- **DATASET ROWS**
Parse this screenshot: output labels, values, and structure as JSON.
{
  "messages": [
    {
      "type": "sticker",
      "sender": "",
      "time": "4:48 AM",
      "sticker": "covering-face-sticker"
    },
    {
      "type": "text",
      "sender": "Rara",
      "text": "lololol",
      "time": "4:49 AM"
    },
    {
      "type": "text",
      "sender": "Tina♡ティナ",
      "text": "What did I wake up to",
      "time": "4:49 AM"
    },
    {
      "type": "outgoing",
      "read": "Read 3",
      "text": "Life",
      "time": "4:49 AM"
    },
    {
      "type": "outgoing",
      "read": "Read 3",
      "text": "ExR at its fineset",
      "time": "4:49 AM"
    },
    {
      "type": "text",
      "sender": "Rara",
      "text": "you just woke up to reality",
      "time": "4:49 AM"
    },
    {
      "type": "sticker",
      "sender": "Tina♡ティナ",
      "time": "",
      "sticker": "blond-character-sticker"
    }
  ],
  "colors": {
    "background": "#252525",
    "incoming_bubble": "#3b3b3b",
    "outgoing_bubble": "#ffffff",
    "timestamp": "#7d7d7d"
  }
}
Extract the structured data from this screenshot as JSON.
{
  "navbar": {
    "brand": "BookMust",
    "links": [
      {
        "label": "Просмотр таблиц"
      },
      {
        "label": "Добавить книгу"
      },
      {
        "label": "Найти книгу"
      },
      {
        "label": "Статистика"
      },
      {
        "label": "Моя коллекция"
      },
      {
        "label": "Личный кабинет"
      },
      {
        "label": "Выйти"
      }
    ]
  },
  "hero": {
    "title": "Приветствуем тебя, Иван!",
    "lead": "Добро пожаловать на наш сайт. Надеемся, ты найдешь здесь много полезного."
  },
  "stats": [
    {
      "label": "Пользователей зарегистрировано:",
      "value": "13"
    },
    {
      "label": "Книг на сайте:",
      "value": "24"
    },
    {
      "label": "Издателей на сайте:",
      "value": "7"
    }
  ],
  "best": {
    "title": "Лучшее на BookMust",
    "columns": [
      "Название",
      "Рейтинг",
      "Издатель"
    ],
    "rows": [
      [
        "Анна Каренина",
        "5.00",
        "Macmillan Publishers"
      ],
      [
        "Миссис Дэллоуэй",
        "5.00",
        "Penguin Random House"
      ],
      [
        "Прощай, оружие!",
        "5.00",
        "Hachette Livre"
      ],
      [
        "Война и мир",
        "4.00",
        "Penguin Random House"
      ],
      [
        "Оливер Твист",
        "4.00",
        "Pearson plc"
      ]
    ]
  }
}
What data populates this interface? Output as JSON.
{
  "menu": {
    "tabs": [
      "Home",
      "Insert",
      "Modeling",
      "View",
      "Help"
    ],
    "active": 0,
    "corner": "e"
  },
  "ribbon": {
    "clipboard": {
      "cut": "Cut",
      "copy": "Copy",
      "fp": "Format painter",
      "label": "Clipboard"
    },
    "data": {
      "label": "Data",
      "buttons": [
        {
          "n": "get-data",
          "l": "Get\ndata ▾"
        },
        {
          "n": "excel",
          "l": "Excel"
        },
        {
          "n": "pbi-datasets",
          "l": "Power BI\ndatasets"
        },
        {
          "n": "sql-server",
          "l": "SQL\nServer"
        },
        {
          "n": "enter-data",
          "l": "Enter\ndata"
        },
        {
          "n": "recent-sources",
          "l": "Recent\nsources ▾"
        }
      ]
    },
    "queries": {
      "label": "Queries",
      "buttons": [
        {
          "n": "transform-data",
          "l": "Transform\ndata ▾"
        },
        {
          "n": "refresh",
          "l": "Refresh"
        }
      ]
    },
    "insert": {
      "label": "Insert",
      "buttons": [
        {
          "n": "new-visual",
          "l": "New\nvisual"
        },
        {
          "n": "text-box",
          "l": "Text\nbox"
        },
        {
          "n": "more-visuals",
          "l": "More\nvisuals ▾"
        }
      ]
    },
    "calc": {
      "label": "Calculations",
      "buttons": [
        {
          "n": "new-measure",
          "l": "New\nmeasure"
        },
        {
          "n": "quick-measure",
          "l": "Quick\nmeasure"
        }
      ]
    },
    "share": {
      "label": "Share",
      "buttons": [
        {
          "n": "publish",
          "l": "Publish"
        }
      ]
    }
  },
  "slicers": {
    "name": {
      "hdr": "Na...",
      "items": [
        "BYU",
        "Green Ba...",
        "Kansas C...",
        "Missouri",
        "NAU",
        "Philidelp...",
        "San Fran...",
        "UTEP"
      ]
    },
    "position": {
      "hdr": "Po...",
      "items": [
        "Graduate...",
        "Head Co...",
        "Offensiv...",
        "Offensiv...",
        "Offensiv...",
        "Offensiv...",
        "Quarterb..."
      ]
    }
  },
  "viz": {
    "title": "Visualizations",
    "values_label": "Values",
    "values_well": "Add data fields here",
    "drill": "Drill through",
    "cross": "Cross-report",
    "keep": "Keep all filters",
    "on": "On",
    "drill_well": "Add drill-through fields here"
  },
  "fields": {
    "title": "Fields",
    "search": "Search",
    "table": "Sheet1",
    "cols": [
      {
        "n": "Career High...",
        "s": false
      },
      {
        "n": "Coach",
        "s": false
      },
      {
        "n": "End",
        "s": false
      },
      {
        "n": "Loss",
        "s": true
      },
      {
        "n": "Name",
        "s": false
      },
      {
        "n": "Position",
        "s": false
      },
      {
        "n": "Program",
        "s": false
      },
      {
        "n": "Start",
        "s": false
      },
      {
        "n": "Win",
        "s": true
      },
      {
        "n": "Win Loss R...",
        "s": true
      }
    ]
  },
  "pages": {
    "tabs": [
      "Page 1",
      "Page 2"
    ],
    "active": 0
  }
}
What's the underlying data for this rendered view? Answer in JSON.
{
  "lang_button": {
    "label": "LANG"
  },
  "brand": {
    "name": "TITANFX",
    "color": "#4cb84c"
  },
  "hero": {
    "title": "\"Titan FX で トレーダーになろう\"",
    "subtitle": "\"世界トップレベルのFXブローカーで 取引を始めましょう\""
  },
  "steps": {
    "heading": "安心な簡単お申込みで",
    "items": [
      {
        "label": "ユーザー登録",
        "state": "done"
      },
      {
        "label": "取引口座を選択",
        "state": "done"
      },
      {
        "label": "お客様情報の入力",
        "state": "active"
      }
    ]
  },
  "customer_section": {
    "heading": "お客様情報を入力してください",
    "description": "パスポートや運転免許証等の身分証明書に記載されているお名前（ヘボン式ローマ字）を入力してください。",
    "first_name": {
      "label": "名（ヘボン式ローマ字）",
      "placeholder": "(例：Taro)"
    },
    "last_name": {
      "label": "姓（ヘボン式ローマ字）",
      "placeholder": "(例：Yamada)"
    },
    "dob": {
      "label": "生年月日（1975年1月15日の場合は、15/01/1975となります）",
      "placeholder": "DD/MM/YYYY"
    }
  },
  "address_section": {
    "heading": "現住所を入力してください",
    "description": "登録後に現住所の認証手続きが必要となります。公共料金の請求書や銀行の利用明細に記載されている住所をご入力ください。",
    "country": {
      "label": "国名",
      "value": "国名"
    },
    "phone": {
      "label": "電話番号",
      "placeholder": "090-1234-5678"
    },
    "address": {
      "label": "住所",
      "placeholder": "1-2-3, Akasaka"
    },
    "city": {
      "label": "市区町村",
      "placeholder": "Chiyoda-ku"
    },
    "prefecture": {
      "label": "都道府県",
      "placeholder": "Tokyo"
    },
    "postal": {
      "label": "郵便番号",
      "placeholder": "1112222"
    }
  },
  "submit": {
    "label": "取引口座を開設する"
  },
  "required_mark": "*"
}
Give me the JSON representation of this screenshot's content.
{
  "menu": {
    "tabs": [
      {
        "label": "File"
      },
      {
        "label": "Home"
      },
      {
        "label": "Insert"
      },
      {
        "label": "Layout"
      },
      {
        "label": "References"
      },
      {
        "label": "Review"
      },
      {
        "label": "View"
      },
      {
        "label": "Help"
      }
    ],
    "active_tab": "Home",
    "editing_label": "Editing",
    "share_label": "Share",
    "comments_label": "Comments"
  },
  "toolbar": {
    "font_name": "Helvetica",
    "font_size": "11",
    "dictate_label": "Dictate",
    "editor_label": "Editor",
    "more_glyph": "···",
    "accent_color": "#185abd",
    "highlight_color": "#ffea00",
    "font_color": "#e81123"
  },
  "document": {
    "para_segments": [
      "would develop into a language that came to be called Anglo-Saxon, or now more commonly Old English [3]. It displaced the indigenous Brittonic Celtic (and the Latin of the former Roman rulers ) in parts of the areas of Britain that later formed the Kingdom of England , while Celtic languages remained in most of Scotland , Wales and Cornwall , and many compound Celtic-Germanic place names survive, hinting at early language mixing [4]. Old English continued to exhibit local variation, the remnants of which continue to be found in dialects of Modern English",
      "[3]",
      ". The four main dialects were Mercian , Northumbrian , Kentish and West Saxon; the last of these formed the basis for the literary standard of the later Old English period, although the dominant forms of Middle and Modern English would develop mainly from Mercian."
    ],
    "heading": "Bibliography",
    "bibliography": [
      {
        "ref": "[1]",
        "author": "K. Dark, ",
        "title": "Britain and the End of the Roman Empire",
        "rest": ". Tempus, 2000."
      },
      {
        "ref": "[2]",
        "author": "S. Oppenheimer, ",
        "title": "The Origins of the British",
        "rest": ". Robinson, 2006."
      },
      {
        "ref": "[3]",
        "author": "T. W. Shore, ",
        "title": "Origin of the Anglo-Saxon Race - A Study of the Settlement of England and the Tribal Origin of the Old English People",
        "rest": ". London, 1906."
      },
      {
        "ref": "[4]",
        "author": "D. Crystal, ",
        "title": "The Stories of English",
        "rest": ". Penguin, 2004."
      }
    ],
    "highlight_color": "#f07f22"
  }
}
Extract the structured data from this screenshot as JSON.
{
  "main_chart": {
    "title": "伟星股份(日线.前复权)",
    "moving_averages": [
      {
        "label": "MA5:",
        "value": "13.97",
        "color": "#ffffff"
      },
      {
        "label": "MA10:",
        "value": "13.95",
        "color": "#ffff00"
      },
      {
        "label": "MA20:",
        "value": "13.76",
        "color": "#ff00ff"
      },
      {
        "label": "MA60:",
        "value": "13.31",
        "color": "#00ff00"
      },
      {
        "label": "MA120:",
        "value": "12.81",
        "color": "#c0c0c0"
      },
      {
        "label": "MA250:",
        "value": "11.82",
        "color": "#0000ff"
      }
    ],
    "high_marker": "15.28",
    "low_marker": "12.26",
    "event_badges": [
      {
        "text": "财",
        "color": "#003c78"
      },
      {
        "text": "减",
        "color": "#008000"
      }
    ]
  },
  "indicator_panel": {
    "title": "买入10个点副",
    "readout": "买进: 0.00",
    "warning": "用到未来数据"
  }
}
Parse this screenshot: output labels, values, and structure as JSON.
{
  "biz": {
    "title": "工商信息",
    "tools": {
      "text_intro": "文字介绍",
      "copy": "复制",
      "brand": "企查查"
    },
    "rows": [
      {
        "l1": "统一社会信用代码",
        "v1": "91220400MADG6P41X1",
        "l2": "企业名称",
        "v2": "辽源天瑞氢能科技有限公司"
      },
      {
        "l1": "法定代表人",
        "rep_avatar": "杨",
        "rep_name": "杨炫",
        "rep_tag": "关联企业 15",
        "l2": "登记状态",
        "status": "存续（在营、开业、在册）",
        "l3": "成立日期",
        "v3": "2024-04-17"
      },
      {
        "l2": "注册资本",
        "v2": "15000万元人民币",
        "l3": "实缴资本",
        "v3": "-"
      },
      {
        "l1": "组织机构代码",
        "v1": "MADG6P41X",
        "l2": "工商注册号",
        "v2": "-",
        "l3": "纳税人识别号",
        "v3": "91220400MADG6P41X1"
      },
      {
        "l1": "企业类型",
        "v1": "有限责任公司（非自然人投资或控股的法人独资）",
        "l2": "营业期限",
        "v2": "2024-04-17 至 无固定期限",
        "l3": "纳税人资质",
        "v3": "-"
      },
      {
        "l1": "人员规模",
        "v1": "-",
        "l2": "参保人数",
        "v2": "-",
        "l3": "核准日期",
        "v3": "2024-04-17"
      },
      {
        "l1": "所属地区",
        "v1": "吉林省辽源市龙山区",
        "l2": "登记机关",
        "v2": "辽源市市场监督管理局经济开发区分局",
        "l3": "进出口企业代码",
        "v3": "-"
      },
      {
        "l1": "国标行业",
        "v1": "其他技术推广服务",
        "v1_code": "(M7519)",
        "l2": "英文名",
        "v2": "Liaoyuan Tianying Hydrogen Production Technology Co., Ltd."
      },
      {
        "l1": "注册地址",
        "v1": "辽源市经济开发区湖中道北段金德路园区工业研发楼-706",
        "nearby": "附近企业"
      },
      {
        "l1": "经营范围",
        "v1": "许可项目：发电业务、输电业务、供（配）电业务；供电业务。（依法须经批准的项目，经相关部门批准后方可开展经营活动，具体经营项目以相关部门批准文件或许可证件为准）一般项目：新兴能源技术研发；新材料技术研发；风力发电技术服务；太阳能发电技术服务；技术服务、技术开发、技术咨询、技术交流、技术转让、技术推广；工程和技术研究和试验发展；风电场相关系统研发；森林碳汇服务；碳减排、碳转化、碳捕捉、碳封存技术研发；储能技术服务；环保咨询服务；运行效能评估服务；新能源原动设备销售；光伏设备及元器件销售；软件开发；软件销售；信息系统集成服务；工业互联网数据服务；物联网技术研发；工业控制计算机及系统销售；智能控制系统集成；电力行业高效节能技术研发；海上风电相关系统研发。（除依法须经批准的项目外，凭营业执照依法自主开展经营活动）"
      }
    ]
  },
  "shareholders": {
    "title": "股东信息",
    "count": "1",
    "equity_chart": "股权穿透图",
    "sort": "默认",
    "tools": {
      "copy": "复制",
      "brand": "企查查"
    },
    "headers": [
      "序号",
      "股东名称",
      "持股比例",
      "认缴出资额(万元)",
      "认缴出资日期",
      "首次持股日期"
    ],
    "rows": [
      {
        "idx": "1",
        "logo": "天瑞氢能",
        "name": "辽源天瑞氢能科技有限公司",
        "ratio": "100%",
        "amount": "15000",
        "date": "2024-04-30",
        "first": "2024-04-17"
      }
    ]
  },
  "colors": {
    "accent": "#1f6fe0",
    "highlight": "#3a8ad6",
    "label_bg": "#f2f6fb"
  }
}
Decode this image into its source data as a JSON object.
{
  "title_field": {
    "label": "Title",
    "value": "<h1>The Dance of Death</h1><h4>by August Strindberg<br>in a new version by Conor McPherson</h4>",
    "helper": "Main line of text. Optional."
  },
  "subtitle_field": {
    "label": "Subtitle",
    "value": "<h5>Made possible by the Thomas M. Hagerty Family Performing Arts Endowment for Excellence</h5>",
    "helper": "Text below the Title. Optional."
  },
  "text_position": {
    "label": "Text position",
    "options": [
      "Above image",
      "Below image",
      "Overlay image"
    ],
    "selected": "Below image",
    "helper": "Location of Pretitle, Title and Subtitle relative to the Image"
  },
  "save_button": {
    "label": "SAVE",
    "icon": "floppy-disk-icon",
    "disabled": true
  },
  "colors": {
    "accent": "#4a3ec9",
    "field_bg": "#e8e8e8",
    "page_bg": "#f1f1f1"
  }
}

- **SHORT PROBLEM**
Go through the listing above and list every line that has the word "Anglo".

- **RESULT**
      "would develop into a language that came to be called Anglo-Saxon, or now more commonly Old English [3]. It displaced the indigenous Brittonic Celtic (and the Latin of the former Roman rulers ) in parts of the areas of Britain that later formed the Kingdom of England , while Celtic languages remained in most of Scotland , Wales and Cornwall , and many compound Celtic-Germanic place names survive, hinting at early language mixing [4]. Old English continued to exhibit local variation, the remnants of which continue to be found in dialects of Modern English",
        "title": "Origin of the Anglo-Saxon Race - A Study of the Settlement of England and the Tribal Origin of the Old English People",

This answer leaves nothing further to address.